● Data for the task
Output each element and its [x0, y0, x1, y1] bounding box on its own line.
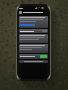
- button[interactable]: [17, 10, 50, 15]
- button[interactable]: [19, 16, 48, 28]
- button[interactable]: [19, 44, 48, 53]
- button[interactable]: [19, 60, 48, 63]
- button[interactable]: Enabled: [19, 54, 48, 59]
- button[interactable]: Enabled: [40, 55, 47, 58]
- button[interactable]: [19, 34, 48, 43]
- button[interactable]: [20, 24, 35, 26]
- button[interactable]: [19, 29, 48, 33]
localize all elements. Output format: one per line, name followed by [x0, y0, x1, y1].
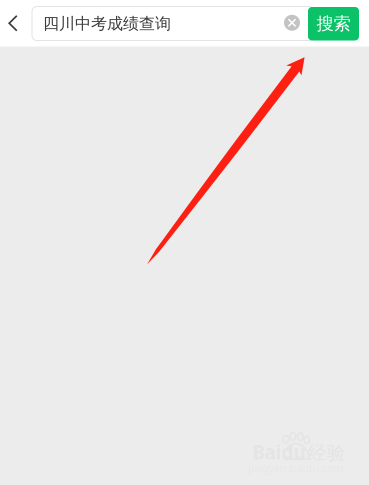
button[interactable]: Back: [0, 6, 26, 40]
staticText: Baidu: [252, 440, 306, 464]
staticText: 搜索: [316, 13, 350, 34]
staticText: 四川中考成绩查询: [43, 14, 171, 34]
staticText: 经验: [308, 442, 346, 464]
button[interactable]: Clear text: [278, 8, 306, 38]
button[interactable]: 搜索: [308, 7, 359, 40]
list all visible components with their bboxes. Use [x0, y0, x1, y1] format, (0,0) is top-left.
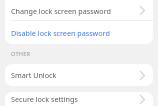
staticText: Change lock screen password — [11, 6, 137, 16]
button[interactable]: Disable lock screen password — [5, 21, 153, 44]
staticText: Secure lock settings — [11, 94, 137, 104]
staticText: OTHER — [11, 50, 31, 58]
staticText: Smart Unlock — [11, 70, 137, 80]
staticText: Disable lock screen password — [11, 28, 146, 38]
button[interactable]: Change lock screen password — [5, 0, 153, 21]
button[interactable]: Secure lock settings — [5, 92, 153, 106]
button[interactable]: Smart Unlock — [5, 64, 153, 86]
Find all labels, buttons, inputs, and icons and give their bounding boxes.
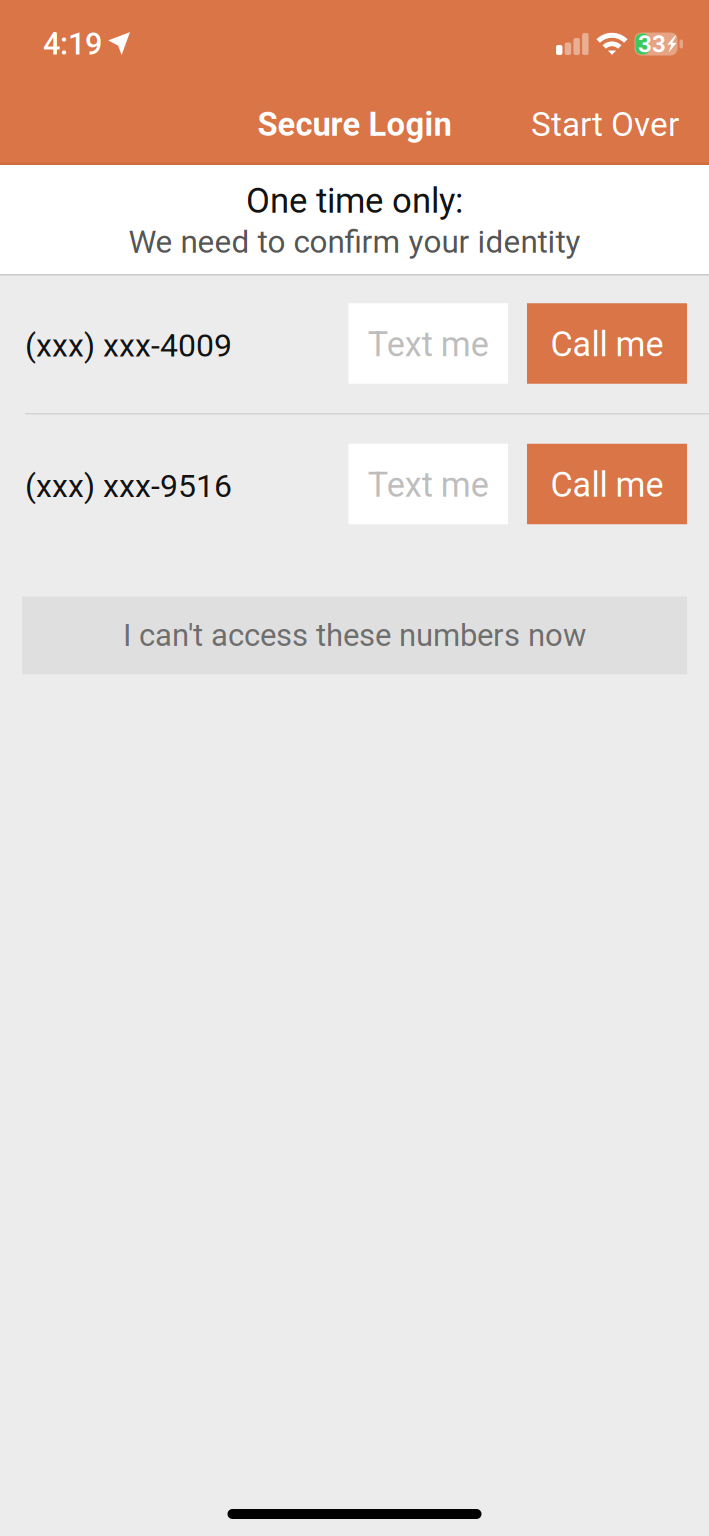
button[interactable]: Start Over — [509, 94, 709, 158]
staticText: We need to confirm your identity — [128, 224, 580, 260]
button[interactable]: I can't access these numbers now — [22, 596, 687, 674]
staticText: Start Over — [531, 105, 679, 144]
staticText: 4:19 — [43, 26, 102, 62]
button[interactable]: Call me at (xxx) xxx-4009 — [527, 303, 687, 384]
staticText: Text me — [368, 324, 489, 364]
staticText: (xxx) xxx-9516 — [25, 467, 232, 505]
button[interactable]: Call me at (xxx) xxx-9516 — [527, 444, 687, 524]
staticText: Text me — [368, 465, 489, 505]
staticText: (xxx) xxx-4009 — [25, 327, 232, 364]
staticText: Call me — [550, 465, 664, 505]
staticText: Secure Login — [258, 105, 452, 144]
staticText: 33 — [638, 30, 666, 58]
button[interactable]: Text me at (xxx) xxx-9516 — [348, 444, 508, 524]
staticText: One time only: — [246, 181, 463, 221]
button[interactable]: Text me at (xxx) xxx-4009 — [348, 303, 508, 384]
staticText: I can't access these numbers now — [123, 617, 586, 654]
staticText: Call me — [550, 324, 664, 364]
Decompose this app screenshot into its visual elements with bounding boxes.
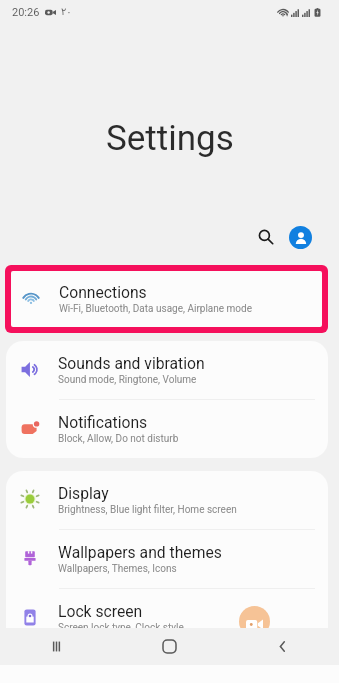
button[interactable]: Sounds and vibration — [6, 341, 328, 399]
staticText: Sound mode, Ringtone, Volume — [58, 374, 197, 386]
button[interactable]: Recents — [0, 628, 113, 665]
button[interactable]: Connections — [11, 271, 322, 327]
button[interactable]: Account — [289, 226, 312, 249]
staticText: Block, Allow, Do not disturb — [58, 433, 179, 445]
button[interactable]: Back — [226, 628, 339, 665]
staticText: Wi-Fi, Bluetooth, Data usage, Airplane m… — [59, 303, 252, 315]
staticText: Wallpapers and themes — [58, 543, 222, 561]
staticText: Sounds and vibration — [58, 354, 205, 372]
staticText: Settings — [106, 118, 234, 159]
button[interactable]: Home — [113, 628, 226, 665]
staticText: ٢٠ — [61, 6, 72, 18]
button[interactable]: Search — [254, 225, 278, 249]
button[interactable]: Notifications — [6, 400, 328, 458]
staticText: Brightness, Blue light filter, Home scre… — [58, 504, 237, 516]
staticText: Notifications — [58, 413, 148, 431]
button[interactable]: Lock screen — [6, 589, 328, 646]
staticText: Connections — [59, 283, 147, 301]
staticText: 20:26 — [12, 6, 40, 19]
button[interactable]: Screen recorder — [239, 606, 270, 637]
button[interactable]: Wallpapers and themes — [6, 530, 328, 588]
staticText: Lock screen — [58, 602, 143, 620]
staticText: Screen lock type, Clock style — [58, 622, 184, 634]
staticText: Wallpapers, Themes, Icons — [58, 563, 177, 575]
button[interactable]: Display — [6, 471, 328, 529]
button[interactable]: Connections — [11, 271, 322, 327]
staticText: Display — [58, 484, 109, 502]
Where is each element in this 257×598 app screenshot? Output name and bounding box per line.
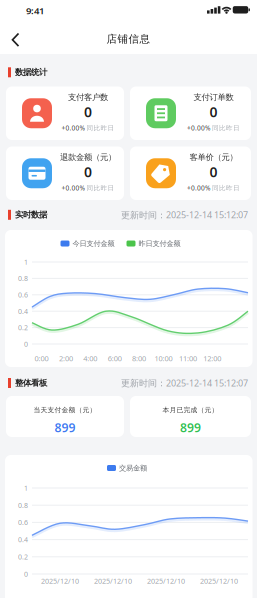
staticText: 0 xyxy=(210,102,218,122)
staticText: 0 xyxy=(210,162,218,182)
button[interactable]: 昨日支付金额 xyxy=(126,239,180,248)
staticText: 0:00 xyxy=(34,354,48,364)
staticText: 0 xyxy=(84,102,92,122)
staticText: 2025/12/10 xyxy=(200,576,238,586)
button[interactable]: 今日支付金额 xyxy=(60,239,114,248)
button[interactable]: 本月已完成（元） xyxy=(130,396,251,437)
staticText: 4:00 xyxy=(83,354,97,364)
staticText: 本月已完成（元） xyxy=(162,406,218,414)
staticText: 0.4 xyxy=(18,535,28,544)
staticText: 今日支付金额 xyxy=(72,239,114,248)
staticText: 同比昨日 xyxy=(212,124,240,132)
staticText: 0 xyxy=(84,162,92,182)
staticText: 0 xyxy=(24,339,28,349)
staticText: 支付客户数 xyxy=(68,92,108,102)
staticText: +0.00% xyxy=(187,124,210,132)
staticText: 2025/12/10 xyxy=(41,576,79,586)
staticText: 同比昨日 xyxy=(86,184,114,192)
button[interactable]: Back xyxy=(0,0,257,598)
button[interactable]: 当天支付金额（元） xyxy=(6,396,124,437)
staticText: 同比昨日 xyxy=(212,184,240,192)
button[interactable]: 支付客户数 xyxy=(6,86,124,140)
staticText: 客单价（元） xyxy=(190,152,238,162)
staticText: 同比昨日 xyxy=(86,124,114,132)
staticText: +0.00% xyxy=(62,184,84,192)
staticText: 当天支付金额（元） xyxy=(34,406,96,414)
staticText: 店铺信息 xyxy=(106,32,150,46)
button[interactable]: 支付订单数 xyxy=(130,86,251,140)
staticText: 899 xyxy=(180,419,201,436)
staticText: 数据统计 xyxy=(15,67,47,78)
staticText: 899 xyxy=(54,419,76,436)
staticText: 0.2 xyxy=(18,552,28,562)
staticText: 1 xyxy=(24,483,28,493)
button[interactable]: 客单价（元） xyxy=(130,146,251,200)
staticText: 2025/12/10 xyxy=(94,576,132,586)
staticText: 2:00 xyxy=(59,354,73,364)
staticText: 9:41 xyxy=(26,4,44,17)
staticText: 6:00 xyxy=(108,354,122,364)
staticText: +0.00% xyxy=(187,184,210,192)
staticText: 交易金额 xyxy=(119,464,147,473)
staticText: 12:00 xyxy=(203,354,221,364)
staticText: 昨日支付金额 xyxy=(138,239,180,248)
staticText: 11:00 xyxy=(179,354,197,364)
staticText: 2025/12/10 xyxy=(147,576,185,586)
staticText: 0.6 xyxy=(18,518,28,527)
staticText: 10:00 xyxy=(154,354,172,364)
staticText: 实时数据 xyxy=(15,210,47,220)
staticText: 支付订单数 xyxy=(194,92,234,102)
staticText: +0.00% xyxy=(62,124,84,132)
staticText: 0.2 xyxy=(18,323,28,332)
staticText: 0.6 xyxy=(18,290,28,300)
button[interactable]: 交易金额 xyxy=(107,464,147,473)
staticText: 退款金额（元） xyxy=(60,152,116,162)
staticText: 整体看板 xyxy=(15,378,47,388)
button[interactable]: 退款金额（元） xyxy=(6,146,124,200)
staticText: 0.8 xyxy=(18,274,28,283)
staticText: 更新时间：2025-12-14 15:12:07 xyxy=(121,209,248,221)
staticText: 0.8 xyxy=(18,500,28,510)
staticText: 更新时间：2025-12-14 15:12:07 xyxy=(121,377,248,389)
staticText: 8:00 xyxy=(132,354,146,364)
staticText: 0 xyxy=(24,569,28,579)
staticText: 0.4 xyxy=(18,306,28,316)
staticText: 1 xyxy=(24,257,28,267)
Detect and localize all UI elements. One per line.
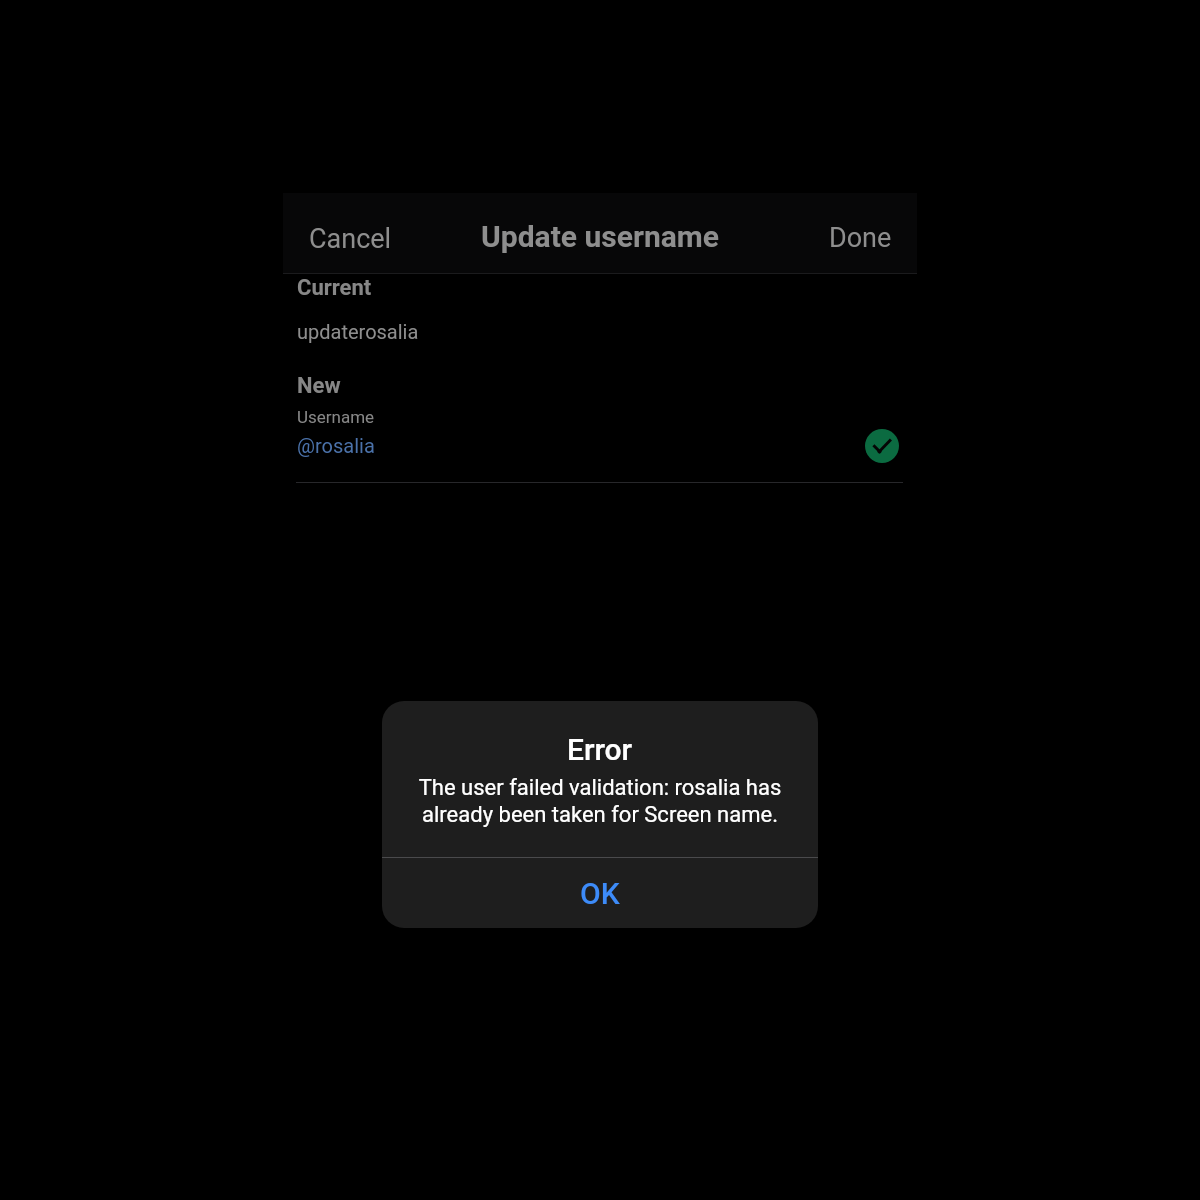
staticText: OK xyxy=(580,876,620,911)
button[interactable]: Done xyxy=(807,198,914,278)
staticText: @rosalia xyxy=(297,434,375,457)
staticText: updaterosalia xyxy=(297,320,419,343)
button[interactable]: Cancel xyxy=(297,199,404,279)
staticText: Done xyxy=(829,222,892,254)
staticText: New xyxy=(297,373,341,399)
button[interactable]: Username xyxy=(296,400,903,483)
button[interactable]: OK xyxy=(382,858,818,928)
other: Username available xyxy=(865,429,899,463)
staticText: Current xyxy=(297,275,372,301)
staticText: Error xyxy=(567,732,633,767)
staticText: Cancel xyxy=(309,223,392,255)
staticText: Update username xyxy=(481,219,719,254)
staticText: Username xyxy=(297,407,375,427)
staticText: The user failed validation: rosalia has … xyxy=(410,775,790,827)
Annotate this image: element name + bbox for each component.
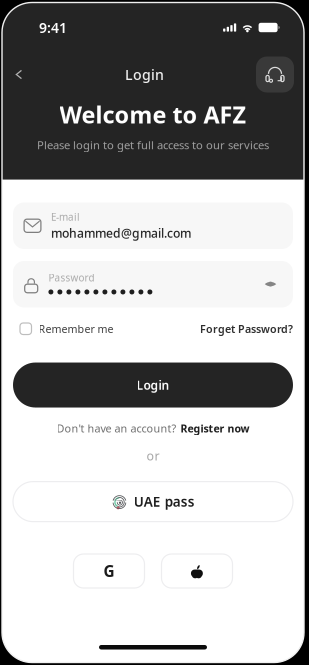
- button[interactable]: Customer support: [256, 56, 294, 92]
- staticText: mohammed@gmail.com: [51, 225, 191, 241]
- button[interactable]: Sign in with Apple: [162, 554, 232, 588]
- staticText: Please login to get full access to our s…: [37, 137, 269, 152]
- button[interactable]: Login: [13, 362, 293, 408]
- staticText: Welcome to AFZ: [60, 98, 246, 130]
- staticText: Register now: [180, 421, 250, 436]
- staticText: Login: [136, 377, 170, 393]
- staticText: 9:41: [39, 18, 67, 37]
- staticText: Don't have an account?: [56, 421, 176, 436]
- staticText: Login: [125, 65, 164, 84]
- button[interactable]: UAE pass: [13, 482, 293, 522]
- staticText: E-mail: [51, 210, 80, 224]
- staticText: G: [104, 561, 114, 582]
- staticText: Forget Password?: [200, 322, 293, 336]
- staticText: Remember me: [38, 322, 114, 336]
- staticText: Password: [48, 271, 94, 284]
- button[interactable]: Back: [4, 56, 33, 92]
- button[interactable]: Forget Password?: [200, 314, 293, 343]
- button[interactable]: Register now: [180, 421, 250, 436]
- staticText: UAE pass: [134, 492, 195, 511]
- button[interactable]: Show password: [257, 275, 284, 294]
- staticText: or: [146, 447, 160, 464]
- button[interactable]: Remember me: [13, 314, 114, 343]
- button[interactable]: Sign in with Google: [74, 554, 144, 588]
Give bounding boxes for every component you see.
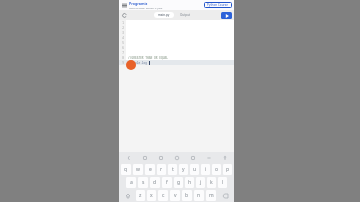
button[interactable]: l xyxy=(218,177,227,188)
button[interactable]: e xyxy=(145,164,155,175)
button[interactable]: v xyxy=(170,190,180,201)
button[interactable]: a xyxy=(126,177,136,188)
button[interactable]: w xyxy=(133,164,143,175)
button[interactable]: Menu xyxy=(121,2,128,9)
staticText: o xyxy=(215,166,219,173)
staticText: y xyxy=(182,166,185,173)
button[interactable]: GIF xyxy=(153,152,169,163)
button[interactable]: f xyxy=(162,177,172,188)
staticText: p xyxy=(226,166,230,173)
button[interactable]: Python Course xyxy=(204,2,232,8)
button[interactable]: j xyxy=(196,177,205,188)
staticText: Python Course xyxy=(207,3,229,7)
staticText: Learn to code. Python. C. Java. xyxy=(129,6,163,9)
staticText: r xyxy=(160,166,163,173)
button[interactable]: Voice xyxy=(217,152,233,163)
staticText: u xyxy=(193,166,197,173)
staticText: f xyxy=(166,179,168,186)
button[interactable]: y xyxy=(179,164,188,175)
staticText: 9 xyxy=(122,61,124,65)
staticText: i xyxy=(205,166,207,173)
staticText: t xyxy=(172,166,174,173)
staticText: //GREATER THAN OR EQUAL xyxy=(128,56,168,60)
staticText: 6 xyxy=(122,46,124,50)
button[interactable]: k xyxy=(207,177,216,188)
button[interactable]: main.py xyxy=(154,12,174,18)
button[interactable]: n xyxy=(194,190,204,201)
staticText: Programiz xyxy=(129,1,148,6)
staticText: l xyxy=(222,179,224,186)
staticText: z xyxy=(139,192,142,199)
staticText: h xyxy=(188,179,192,186)
button[interactable]: Backspace xyxy=(218,190,232,201)
staticText: x xyxy=(150,192,153,199)
button[interactable]: c xyxy=(158,190,168,201)
staticText: 8 xyxy=(122,56,124,60)
staticText: console.log xyxy=(128,61,148,65)
staticText: w xyxy=(136,166,140,173)
staticText: a xyxy=(130,179,133,186)
button[interactable]: o xyxy=(212,164,221,175)
staticText: j xyxy=(200,179,202,186)
button[interactable]: z xyxy=(136,190,145,201)
staticText: main.py xyxy=(158,13,170,17)
button[interactable]: Clipboard xyxy=(185,152,201,163)
button[interactable]: More xyxy=(201,152,217,163)
button[interactable]: Output xyxy=(177,12,194,18)
staticText: m xyxy=(209,192,214,199)
button[interactable]: g xyxy=(174,177,183,188)
button[interactable]: t xyxy=(168,164,177,175)
button[interactable]: i xyxy=(201,164,210,175)
staticText: g xyxy=(177,179,181,186)
staticText: v xyxy=(174,192,177,199)
button[interactable]: u xyxy=(190,164,199,175)
staticText: d xyxy=(153,179,157,186)
button[interactable]: p xyxy=(223,164,232,175)
button[interactable]: Run xyxy=(221,12,232,19)
button[interactable]: Shift xyxy=(121,190,134,201)
button[interactable]: Reset xyxy=(121,12,128,19)
button[interactable]: Sticker xyxy=(137,152,153,163)
button[interactable]: q xyxy=(121,164,131,175)
button[interactable]: r xyxy=(157,164,166,175)
button[interactable]: m xyxy=(206,190,216,201)
staticText: k xyxy=(210,179,213,186)
button[interactable]: b xyxy=(182,190,192,201)
staticText: b xyxy=(185,192,189,199)
staticText: Output xyxy=(180,13,191,17)
staticText: n xyxy=(197,192,201,199)
staticText: e xyxy=(149,166,152,173)
staticText: 7 xyxy=(122,51,124,55)
staticText: q xyxy=(124,166,128,173)
button[interactable]: x xyxy=(147,190,156,201)
staticText: c xyxy=(162,192,165,199)
button[interactable]: h xyxy=(185,177,194,188)
button[interactable]: s xyxy=(138,177,148,188)
button[interactable]: d xyxy=(150,177,160,188)
staticText: 2 xyxy=(122,26,124,30)
staticText: s xyxy=(142,179,145,186)
button[interactable]: Back xyxy=(120,152,137,163)
button[interactable]: Assistant xyxy=(126,60,136,70)
staticText: 3 xyxy=(122,31,124,35)
staticText: 5 xyxy=(122,41,124,45)
staticText: 4 xyxy=(122,36,124,40)
button[interactable]: Emoji xyxy=(169,152,185,163)
staticText: 1 xyxy=(122,21,124,25)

● Written request
Count the lines in the data above that contain the string "Course", matching case exactly, and reply with that number alone.

● Solution below
2